DATA TO PROCESS:

[Start]

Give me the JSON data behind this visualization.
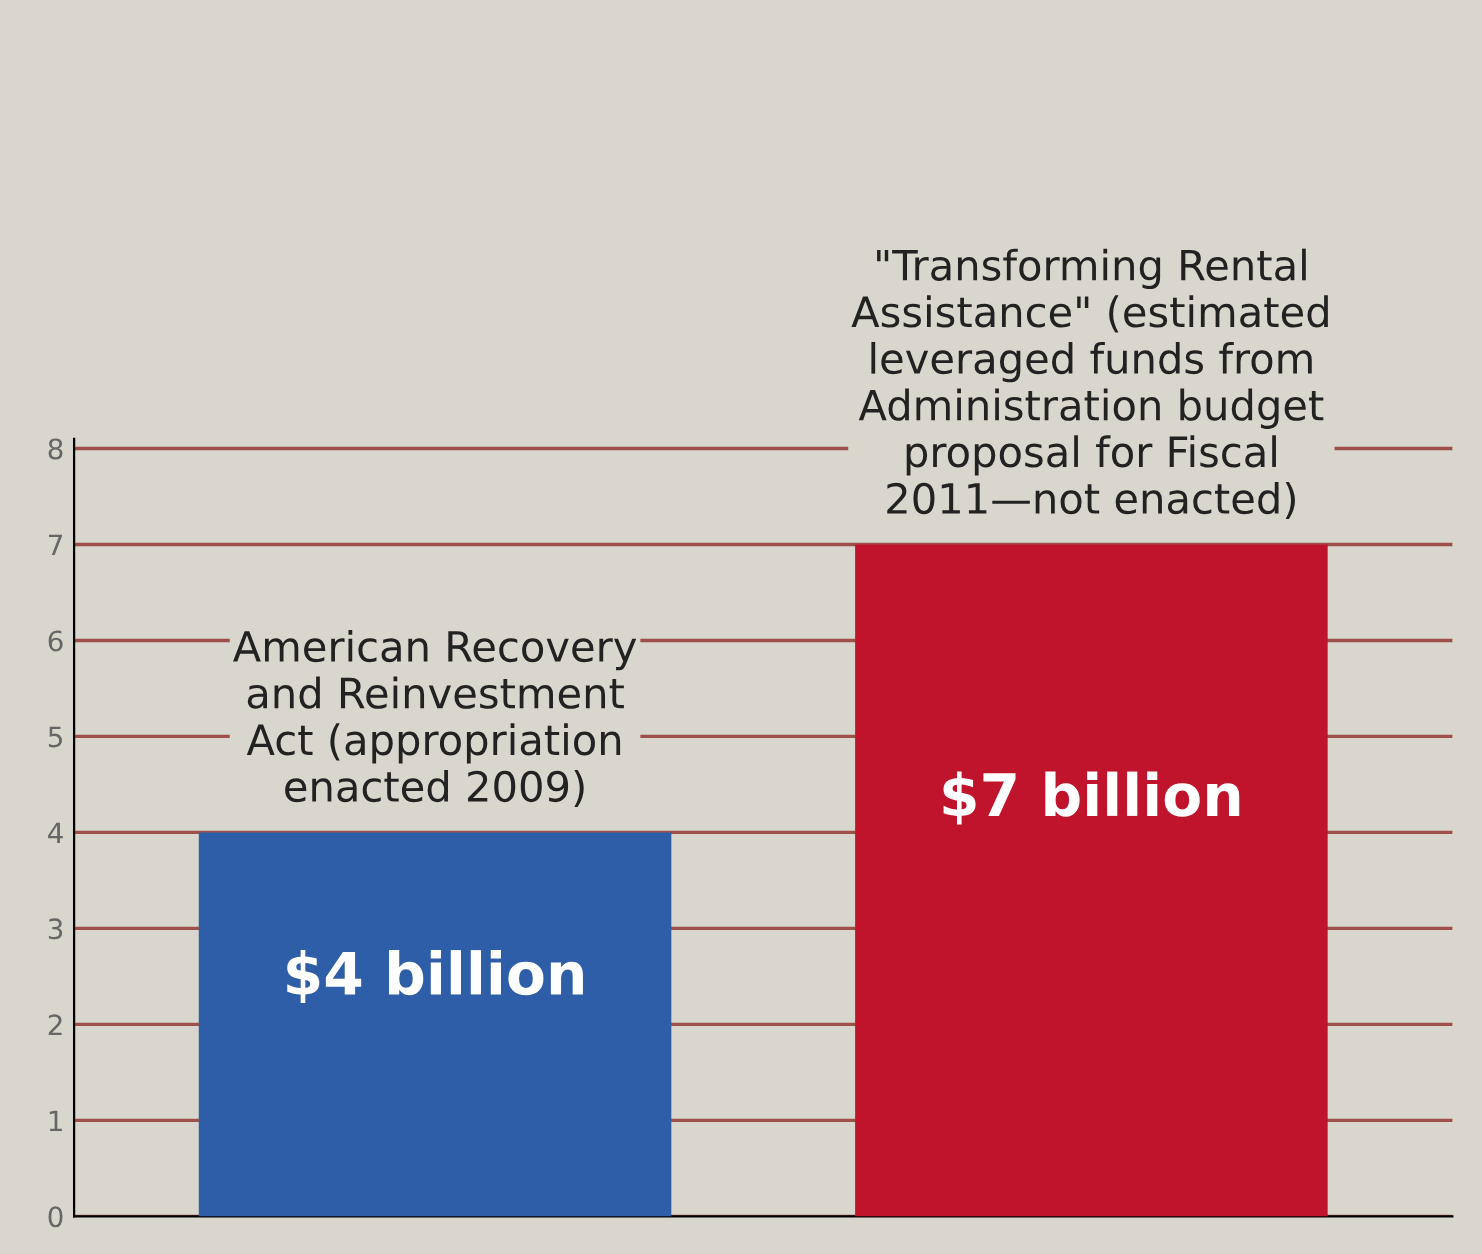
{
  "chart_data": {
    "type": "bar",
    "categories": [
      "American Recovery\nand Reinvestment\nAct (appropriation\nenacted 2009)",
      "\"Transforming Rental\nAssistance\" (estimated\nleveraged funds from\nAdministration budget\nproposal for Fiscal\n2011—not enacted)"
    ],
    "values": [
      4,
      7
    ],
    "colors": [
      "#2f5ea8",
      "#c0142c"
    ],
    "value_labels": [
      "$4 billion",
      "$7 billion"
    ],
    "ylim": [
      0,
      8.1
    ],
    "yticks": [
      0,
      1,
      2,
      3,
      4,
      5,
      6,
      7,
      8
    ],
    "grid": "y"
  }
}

[End]

OBJECTIVE: Give all the entries again exactly, dropping each picture.

TASK OUTPUT:
Give me the JSON data behind this visualization.
{
  "chart_data": {
    "type": "bar",
    "categories": [
      "American Recovery\nand Reinvestment\nAct (appropriation\nenacted 2009)",
      "\"Transforming Rental\nAssistance\" (estimated\nleveraged funds from\nAdministration budget\nproposal for Fiscal\n2011—not enacted)"
    ],
    "values": [
      4,
      7
    ],
    "colors": [
      "#2f5ea8",
      "#c0142c"
    ],
    "value_labels": [
      "$4 billion",
      "$7 billion"
    ],
    "ylim": [
      0,
      8.1
    ],
    "yticks": [
      0,
      1,
      2,
      3,
      4,
      5,
      6,
      7,
      8
    ],
    "grid": "y"
  }
}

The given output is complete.